Could you print the rows from the very first line through the line that contains "bar-13 <box>357 148 391 409</box>", both ends included, reproducing each line character for character?

===============

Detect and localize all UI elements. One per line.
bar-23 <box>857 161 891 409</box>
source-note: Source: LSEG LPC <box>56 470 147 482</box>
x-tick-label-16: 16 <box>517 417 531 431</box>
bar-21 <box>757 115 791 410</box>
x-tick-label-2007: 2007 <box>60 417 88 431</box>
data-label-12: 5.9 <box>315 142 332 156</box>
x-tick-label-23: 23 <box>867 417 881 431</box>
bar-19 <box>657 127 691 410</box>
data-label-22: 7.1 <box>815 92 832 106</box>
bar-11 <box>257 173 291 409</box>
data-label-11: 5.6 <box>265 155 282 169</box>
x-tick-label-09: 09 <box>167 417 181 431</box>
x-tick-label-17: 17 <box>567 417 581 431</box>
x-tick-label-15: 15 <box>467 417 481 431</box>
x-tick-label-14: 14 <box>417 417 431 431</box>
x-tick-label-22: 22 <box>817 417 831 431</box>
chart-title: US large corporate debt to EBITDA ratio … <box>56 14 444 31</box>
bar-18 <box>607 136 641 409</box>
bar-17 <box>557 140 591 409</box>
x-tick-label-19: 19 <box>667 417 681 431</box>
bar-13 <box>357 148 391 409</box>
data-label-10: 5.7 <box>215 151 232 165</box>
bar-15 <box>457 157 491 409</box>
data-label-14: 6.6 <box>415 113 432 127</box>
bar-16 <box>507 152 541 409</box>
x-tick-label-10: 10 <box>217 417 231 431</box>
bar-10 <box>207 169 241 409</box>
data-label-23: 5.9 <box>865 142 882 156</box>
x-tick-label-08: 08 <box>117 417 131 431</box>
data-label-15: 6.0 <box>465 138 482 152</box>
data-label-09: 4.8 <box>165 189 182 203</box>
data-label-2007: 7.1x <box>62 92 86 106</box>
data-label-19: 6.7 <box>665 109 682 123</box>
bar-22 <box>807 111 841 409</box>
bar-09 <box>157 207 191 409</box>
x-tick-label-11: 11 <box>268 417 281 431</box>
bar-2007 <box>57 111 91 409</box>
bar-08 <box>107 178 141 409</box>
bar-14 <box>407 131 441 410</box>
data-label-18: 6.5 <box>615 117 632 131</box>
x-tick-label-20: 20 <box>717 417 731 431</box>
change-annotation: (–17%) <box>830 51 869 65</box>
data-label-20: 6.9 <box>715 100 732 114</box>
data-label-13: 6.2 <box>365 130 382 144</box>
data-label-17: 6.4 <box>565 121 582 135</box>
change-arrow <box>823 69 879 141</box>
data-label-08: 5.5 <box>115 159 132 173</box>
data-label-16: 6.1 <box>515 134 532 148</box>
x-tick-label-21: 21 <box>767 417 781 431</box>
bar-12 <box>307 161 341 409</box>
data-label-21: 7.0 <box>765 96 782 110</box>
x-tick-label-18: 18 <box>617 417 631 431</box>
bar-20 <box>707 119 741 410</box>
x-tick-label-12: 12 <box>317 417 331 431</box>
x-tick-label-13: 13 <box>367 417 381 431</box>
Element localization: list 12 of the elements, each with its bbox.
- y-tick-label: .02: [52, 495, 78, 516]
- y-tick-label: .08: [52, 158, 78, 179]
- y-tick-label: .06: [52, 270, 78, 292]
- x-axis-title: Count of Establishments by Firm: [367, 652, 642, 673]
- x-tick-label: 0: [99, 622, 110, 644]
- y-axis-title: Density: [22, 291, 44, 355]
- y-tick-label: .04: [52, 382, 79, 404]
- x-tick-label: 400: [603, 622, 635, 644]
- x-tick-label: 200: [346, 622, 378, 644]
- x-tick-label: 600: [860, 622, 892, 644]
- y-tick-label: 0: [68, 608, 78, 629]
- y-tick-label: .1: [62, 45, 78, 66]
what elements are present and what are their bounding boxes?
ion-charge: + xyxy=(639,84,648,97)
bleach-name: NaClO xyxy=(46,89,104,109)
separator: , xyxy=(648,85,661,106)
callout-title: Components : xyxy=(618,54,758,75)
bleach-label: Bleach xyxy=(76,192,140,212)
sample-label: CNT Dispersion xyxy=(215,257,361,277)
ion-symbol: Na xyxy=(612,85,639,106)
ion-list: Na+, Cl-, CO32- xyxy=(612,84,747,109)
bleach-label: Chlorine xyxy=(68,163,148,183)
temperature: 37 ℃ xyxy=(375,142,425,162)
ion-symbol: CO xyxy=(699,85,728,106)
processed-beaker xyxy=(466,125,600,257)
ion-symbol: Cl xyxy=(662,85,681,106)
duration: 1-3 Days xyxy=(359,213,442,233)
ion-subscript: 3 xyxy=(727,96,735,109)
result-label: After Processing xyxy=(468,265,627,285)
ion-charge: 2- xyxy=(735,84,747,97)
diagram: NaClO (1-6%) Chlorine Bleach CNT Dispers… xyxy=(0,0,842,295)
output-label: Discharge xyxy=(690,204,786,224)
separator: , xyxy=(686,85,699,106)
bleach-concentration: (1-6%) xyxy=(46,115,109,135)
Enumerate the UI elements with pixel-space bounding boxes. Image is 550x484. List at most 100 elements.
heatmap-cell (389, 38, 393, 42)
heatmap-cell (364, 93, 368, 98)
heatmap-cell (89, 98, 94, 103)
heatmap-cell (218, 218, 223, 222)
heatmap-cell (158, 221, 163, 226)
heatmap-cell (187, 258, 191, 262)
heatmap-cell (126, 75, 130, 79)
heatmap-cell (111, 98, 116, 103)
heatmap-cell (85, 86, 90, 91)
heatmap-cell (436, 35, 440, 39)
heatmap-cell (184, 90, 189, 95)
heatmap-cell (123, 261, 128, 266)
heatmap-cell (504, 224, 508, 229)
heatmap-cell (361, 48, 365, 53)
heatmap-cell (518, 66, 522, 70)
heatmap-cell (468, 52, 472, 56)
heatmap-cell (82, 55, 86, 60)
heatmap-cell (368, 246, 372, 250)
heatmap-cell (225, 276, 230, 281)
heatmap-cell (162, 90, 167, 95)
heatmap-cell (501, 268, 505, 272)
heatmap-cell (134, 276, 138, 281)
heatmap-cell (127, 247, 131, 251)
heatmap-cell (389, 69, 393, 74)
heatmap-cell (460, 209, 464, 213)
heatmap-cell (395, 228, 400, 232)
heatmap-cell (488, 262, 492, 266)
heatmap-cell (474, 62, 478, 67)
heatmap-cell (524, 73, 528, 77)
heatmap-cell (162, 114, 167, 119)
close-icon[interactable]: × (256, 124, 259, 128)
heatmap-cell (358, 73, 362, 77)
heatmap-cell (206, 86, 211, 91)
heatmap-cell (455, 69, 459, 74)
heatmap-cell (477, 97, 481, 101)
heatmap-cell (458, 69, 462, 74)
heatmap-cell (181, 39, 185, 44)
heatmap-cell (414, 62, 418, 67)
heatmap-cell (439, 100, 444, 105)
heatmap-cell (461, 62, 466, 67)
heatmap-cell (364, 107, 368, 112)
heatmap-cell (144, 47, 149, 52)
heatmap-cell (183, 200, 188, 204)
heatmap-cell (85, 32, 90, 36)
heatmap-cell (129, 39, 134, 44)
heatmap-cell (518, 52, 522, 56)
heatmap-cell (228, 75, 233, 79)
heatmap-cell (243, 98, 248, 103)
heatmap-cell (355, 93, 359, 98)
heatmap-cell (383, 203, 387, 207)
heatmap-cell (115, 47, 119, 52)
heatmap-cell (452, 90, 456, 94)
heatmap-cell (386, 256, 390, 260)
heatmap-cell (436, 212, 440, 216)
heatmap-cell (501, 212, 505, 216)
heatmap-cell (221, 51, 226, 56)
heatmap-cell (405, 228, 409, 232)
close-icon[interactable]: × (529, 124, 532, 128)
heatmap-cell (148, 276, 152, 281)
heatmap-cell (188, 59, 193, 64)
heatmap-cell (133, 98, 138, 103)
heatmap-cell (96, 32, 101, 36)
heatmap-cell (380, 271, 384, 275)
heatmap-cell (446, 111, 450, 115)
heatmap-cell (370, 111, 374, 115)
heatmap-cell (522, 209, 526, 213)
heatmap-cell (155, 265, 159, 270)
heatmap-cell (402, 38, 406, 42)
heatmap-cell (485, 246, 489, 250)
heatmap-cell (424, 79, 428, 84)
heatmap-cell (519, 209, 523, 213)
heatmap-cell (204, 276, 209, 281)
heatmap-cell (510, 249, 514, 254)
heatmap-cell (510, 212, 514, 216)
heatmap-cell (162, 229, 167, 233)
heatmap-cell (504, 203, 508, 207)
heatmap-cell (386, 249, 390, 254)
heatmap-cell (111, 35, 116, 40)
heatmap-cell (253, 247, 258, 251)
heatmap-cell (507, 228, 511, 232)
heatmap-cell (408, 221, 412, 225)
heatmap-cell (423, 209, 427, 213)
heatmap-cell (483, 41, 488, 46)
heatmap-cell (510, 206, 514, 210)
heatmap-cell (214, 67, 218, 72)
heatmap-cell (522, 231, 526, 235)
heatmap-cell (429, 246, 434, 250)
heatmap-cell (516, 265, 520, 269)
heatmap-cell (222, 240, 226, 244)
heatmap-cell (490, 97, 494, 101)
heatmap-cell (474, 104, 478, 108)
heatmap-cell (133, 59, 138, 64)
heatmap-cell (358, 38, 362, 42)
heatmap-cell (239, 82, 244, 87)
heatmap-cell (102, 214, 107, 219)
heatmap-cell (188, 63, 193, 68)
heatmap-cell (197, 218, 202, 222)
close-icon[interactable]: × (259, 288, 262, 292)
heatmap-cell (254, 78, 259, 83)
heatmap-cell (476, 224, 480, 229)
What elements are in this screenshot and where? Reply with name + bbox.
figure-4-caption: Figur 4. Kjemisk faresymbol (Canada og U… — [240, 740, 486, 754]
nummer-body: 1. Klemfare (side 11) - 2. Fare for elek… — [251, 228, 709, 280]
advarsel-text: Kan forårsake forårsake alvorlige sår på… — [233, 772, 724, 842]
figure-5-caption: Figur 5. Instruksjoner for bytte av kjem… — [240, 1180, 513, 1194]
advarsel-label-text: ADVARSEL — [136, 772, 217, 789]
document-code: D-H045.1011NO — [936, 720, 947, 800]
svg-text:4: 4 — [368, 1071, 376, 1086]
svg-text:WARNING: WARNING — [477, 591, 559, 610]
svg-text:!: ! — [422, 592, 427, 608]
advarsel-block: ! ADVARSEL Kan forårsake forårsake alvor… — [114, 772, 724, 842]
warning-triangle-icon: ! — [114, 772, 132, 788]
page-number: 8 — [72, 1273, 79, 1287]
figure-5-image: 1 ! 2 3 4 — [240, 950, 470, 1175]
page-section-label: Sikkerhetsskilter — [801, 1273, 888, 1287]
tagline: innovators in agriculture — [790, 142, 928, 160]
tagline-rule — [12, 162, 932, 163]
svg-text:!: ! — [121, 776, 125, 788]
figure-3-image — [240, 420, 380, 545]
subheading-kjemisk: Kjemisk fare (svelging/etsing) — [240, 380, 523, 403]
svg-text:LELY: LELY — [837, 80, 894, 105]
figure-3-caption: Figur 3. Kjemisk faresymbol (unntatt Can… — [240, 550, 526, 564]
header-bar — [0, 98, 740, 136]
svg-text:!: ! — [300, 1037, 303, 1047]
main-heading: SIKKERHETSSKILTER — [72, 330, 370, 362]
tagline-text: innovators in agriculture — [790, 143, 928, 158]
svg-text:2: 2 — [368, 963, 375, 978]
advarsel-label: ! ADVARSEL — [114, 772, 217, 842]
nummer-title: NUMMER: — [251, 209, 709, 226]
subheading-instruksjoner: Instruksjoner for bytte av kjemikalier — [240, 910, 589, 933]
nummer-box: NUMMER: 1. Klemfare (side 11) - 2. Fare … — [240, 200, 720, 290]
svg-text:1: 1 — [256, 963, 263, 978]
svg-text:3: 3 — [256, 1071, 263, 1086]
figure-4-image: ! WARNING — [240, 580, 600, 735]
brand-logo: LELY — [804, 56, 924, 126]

===============

Answer for the task:
Detect and localize all UI elements. One per line.
bar-23 <box>857 161 891 409</box>
source-note: Source: LSEG LPC <box>56 470 147 482</box>
x-tick-label-16: 16 <box>517 417 531 431</box>
bar-21 <box>757 115 791 410</box>
x-tick-label-2007: 2007 <box>60 417 88 431</box>
data-label-12: 5.9 <box>315 142 332 156</box>
x-tick-label-23: 23 <box>867 417 881 431</box>
bar-19 <box>657 127 691 410</box>
data-label-22: 7.1 <box>815 92 832 106</box>
bar-11 <box>257 173 291 409</box>
data-label-11: 5.6 <box>265 155 282 169</box>
x-tick-label-09: 09 <box>167 417 181 431</box>
x-tick-label-17: 17 <box>567 417 581 431</box>
x-tick-label-15: 15 <box>467 417 481 431</box>
x-tick-label-14: 14 <box>417 417 431 431</box>
x-tick-label-22: 22 <box>817 417 831 431</box>
chart-title: US large corporate debt to EBITDA ratio … <box>56 14 444 31</box>
bar-18 <box>607 136 641 409</box>
bar-17 <box>557 140 591 409</box>
x-tick-label-19: 19 <box>667 417 681 431</box>
bar-13 <box>357 148 391 409</box>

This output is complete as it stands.